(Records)
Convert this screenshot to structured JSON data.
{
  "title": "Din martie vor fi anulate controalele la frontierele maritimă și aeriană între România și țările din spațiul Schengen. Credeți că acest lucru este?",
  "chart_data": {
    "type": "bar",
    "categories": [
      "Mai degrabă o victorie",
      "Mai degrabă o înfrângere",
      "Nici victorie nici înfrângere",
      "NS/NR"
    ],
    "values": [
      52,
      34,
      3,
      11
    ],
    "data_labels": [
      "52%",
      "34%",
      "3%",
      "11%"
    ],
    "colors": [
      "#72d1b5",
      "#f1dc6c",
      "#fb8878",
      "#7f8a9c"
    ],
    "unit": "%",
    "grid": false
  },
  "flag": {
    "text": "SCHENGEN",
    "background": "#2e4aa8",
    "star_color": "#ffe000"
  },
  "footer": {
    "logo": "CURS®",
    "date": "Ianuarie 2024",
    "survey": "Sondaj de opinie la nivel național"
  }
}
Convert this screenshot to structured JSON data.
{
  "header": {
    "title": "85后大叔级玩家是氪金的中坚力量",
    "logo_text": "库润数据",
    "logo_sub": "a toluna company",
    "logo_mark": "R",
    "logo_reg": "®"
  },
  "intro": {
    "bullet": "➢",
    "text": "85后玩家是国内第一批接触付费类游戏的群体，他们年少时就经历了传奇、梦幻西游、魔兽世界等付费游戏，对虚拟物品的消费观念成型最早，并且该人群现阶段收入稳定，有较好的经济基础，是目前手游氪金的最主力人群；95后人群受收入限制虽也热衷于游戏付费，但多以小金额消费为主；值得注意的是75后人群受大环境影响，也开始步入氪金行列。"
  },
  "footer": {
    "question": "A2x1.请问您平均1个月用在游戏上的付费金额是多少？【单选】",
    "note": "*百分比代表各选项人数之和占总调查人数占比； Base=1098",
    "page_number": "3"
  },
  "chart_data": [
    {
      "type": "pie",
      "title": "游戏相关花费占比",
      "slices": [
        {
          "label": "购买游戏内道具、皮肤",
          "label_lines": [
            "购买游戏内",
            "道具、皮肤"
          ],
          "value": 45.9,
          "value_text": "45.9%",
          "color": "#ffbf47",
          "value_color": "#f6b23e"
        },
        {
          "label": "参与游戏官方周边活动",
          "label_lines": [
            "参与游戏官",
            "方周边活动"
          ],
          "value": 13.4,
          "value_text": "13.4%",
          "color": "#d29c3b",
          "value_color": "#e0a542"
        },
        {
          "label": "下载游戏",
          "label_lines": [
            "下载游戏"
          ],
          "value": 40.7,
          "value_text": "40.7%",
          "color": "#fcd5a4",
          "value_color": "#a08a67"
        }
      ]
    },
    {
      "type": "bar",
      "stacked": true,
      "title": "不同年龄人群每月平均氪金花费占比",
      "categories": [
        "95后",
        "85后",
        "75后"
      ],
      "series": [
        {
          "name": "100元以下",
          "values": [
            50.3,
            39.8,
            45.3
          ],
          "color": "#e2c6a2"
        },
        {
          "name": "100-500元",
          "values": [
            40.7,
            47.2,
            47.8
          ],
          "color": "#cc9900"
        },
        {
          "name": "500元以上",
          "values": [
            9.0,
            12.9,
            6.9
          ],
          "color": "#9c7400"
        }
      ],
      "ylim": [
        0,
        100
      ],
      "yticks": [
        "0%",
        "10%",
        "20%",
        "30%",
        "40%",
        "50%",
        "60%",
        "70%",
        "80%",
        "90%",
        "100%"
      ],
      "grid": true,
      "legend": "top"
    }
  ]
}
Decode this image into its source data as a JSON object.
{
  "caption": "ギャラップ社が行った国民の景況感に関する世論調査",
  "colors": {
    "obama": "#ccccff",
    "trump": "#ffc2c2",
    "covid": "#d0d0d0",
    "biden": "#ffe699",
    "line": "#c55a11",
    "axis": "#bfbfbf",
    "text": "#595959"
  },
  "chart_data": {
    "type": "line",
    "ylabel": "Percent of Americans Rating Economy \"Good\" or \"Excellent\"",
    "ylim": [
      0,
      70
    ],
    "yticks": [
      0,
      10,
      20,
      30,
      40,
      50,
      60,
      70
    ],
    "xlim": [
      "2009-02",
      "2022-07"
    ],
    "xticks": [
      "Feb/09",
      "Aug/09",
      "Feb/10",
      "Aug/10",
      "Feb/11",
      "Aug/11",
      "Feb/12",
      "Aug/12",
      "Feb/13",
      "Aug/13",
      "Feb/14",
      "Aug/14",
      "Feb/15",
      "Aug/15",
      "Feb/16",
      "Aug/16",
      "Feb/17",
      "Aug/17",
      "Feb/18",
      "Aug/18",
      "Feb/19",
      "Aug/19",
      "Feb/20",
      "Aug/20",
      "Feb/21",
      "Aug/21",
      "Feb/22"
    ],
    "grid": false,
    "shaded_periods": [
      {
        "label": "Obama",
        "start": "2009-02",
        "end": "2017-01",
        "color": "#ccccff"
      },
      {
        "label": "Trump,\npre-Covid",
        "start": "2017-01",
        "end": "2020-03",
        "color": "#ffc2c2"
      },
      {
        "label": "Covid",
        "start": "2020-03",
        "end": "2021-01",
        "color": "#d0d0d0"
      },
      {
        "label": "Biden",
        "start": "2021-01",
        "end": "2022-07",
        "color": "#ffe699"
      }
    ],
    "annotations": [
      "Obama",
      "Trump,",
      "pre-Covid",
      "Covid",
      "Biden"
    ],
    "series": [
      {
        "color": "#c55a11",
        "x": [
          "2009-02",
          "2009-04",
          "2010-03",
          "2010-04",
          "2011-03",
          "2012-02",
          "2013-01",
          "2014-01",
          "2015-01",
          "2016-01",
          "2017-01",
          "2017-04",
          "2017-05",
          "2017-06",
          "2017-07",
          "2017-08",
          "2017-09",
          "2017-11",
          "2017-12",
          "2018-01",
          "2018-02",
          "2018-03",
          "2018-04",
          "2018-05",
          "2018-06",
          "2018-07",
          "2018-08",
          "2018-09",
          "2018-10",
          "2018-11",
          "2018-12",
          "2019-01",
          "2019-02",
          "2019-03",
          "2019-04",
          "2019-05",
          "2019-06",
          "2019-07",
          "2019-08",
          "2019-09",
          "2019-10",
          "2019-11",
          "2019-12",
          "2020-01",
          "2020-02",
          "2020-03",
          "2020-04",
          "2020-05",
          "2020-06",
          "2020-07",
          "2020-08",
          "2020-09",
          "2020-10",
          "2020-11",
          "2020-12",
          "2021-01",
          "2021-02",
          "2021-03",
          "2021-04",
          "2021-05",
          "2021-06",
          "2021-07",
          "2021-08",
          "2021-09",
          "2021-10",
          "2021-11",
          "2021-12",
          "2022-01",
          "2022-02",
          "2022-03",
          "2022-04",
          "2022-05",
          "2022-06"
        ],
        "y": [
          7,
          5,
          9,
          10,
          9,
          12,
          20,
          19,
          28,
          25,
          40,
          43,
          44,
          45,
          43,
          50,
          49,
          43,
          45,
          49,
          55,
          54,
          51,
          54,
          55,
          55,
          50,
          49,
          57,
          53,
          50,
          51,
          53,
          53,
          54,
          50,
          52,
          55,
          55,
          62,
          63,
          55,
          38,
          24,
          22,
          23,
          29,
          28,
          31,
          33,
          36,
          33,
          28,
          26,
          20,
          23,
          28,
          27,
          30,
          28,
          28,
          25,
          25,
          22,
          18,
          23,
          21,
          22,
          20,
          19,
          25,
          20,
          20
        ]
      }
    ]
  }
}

Written exercise: Identify each line in the records above that contains the word "degrabă", and copy it out in full.

Result:
      "Mai degrabă o victorie",
      "Mai degrabă o înfrângere",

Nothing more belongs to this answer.